■ Data for this exercise ■
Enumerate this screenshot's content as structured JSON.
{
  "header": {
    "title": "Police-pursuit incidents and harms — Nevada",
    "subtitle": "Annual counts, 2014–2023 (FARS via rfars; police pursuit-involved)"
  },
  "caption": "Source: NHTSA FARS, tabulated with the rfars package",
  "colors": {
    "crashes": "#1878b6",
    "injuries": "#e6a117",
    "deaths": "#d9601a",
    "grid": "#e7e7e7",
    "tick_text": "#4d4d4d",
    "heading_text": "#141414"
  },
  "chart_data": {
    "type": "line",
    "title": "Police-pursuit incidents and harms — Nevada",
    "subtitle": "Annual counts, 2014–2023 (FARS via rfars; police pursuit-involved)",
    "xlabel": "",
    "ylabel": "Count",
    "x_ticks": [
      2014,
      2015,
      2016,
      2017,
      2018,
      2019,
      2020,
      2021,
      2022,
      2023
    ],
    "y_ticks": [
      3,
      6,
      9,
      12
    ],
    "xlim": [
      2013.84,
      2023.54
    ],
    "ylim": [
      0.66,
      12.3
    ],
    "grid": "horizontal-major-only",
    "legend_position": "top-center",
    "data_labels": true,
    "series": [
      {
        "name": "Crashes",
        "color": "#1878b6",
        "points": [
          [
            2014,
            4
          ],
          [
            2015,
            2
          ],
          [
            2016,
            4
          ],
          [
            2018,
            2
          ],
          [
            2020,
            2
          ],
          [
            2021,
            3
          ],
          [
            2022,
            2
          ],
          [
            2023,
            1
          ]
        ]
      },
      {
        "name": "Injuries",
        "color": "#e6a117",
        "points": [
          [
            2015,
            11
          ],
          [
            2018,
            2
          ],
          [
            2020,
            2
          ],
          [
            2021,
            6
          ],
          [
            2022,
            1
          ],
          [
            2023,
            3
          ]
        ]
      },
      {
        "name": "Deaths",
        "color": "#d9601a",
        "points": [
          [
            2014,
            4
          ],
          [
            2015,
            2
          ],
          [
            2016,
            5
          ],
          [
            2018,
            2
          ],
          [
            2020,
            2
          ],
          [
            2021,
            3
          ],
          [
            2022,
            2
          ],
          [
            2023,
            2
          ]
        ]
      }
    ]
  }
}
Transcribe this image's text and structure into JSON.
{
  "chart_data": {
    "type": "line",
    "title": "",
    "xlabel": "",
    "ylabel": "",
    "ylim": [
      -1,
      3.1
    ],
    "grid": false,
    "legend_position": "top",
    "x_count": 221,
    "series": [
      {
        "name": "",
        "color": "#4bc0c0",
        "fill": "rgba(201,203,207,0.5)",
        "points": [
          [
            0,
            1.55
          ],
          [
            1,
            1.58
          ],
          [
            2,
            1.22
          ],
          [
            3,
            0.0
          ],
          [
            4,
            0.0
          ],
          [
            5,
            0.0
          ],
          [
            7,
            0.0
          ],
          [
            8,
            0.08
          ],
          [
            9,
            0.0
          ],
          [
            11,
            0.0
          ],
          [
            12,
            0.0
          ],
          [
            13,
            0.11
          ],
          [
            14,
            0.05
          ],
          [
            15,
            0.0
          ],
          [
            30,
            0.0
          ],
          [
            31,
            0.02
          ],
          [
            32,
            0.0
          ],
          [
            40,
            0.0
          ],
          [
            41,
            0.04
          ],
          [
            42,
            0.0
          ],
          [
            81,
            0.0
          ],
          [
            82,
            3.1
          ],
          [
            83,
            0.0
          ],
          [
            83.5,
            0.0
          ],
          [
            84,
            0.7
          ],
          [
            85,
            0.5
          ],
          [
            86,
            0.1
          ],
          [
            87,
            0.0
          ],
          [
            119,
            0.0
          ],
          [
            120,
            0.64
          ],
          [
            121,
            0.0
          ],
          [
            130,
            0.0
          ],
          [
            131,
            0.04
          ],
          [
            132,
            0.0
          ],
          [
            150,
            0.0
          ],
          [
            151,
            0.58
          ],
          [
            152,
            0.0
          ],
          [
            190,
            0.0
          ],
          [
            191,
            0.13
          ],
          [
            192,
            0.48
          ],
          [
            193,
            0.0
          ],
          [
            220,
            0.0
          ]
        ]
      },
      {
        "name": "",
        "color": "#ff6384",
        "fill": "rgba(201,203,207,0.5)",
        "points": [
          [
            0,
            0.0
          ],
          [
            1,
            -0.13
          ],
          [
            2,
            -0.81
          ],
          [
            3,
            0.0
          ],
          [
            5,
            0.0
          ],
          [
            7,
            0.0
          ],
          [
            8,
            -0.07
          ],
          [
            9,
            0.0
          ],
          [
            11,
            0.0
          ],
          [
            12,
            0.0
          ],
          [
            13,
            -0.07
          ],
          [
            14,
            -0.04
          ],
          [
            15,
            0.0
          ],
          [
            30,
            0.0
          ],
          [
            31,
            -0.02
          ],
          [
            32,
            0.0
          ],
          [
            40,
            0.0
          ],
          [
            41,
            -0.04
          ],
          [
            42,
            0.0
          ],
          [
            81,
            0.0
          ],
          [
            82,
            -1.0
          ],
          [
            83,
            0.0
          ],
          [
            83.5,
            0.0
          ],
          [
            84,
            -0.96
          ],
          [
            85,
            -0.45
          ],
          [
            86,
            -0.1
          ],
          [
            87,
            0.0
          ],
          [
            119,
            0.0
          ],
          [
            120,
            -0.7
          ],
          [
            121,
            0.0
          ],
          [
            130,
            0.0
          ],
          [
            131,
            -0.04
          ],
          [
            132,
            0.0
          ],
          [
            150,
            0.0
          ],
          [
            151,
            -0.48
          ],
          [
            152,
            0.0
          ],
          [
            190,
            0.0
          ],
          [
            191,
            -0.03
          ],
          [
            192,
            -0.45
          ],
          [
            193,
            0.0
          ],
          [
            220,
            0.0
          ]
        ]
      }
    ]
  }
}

■ Exercise goal ■
In the entries above, find every line holding the word "FARS" and copy it out.

■ Result ■
    "subtitle": "Annual counts, 2014–2023 (FARS via rfars; police pursuit-involved)"
  "caption": "Source: NHTSA FARS, tabulated with the rfars package",
    "subtitle": "Annual counts, 2014–2023 (FARS via rfars; police pursuit-involved)",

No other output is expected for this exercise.